▸ WHAT IS BEING ASKED
Track down the lines that contain "ABCD" and copy them.

▸ Dataset records
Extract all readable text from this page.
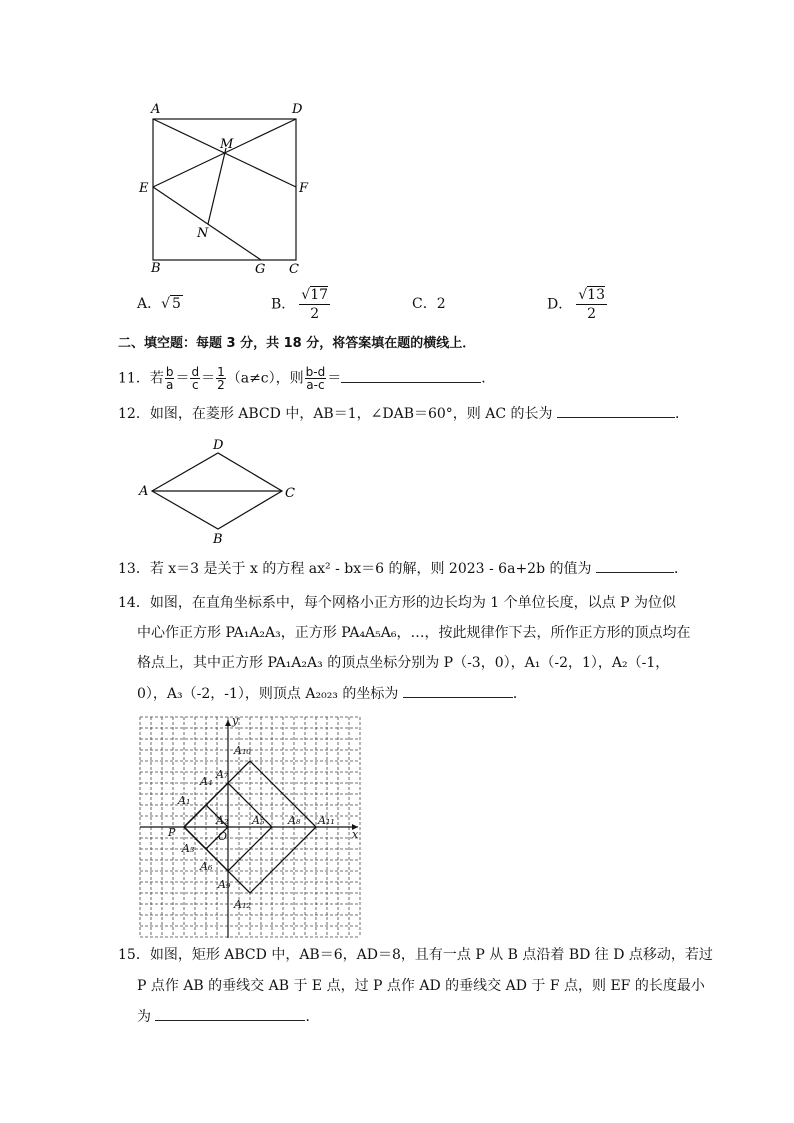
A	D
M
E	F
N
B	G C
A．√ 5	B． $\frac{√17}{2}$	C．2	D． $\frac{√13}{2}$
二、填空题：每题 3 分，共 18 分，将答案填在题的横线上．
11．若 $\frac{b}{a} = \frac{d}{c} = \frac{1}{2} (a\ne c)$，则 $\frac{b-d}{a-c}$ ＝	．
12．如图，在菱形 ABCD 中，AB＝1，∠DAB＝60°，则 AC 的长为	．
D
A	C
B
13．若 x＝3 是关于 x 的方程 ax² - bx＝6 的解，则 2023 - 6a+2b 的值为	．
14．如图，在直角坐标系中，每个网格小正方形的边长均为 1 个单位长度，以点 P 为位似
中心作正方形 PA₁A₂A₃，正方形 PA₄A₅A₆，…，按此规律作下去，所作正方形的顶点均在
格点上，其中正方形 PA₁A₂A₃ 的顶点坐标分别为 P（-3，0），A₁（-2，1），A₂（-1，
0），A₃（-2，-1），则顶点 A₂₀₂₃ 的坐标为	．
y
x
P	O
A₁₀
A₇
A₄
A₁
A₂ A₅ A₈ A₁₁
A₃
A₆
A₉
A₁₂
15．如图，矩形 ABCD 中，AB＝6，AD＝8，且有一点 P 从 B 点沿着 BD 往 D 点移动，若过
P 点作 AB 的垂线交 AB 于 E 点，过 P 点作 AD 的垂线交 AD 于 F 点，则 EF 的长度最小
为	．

▸ OUTPUT FOR THIS EXERCISE
12．如图，在菱形 ABCD 中，AB＝1，∠DAB＝60°，则 AC 的长为	．
15．如图，矩形 ABCD 中，AB＝6，AD＝8，且有一点 P 从 B 点沿着 BD 往 D 点移动，若过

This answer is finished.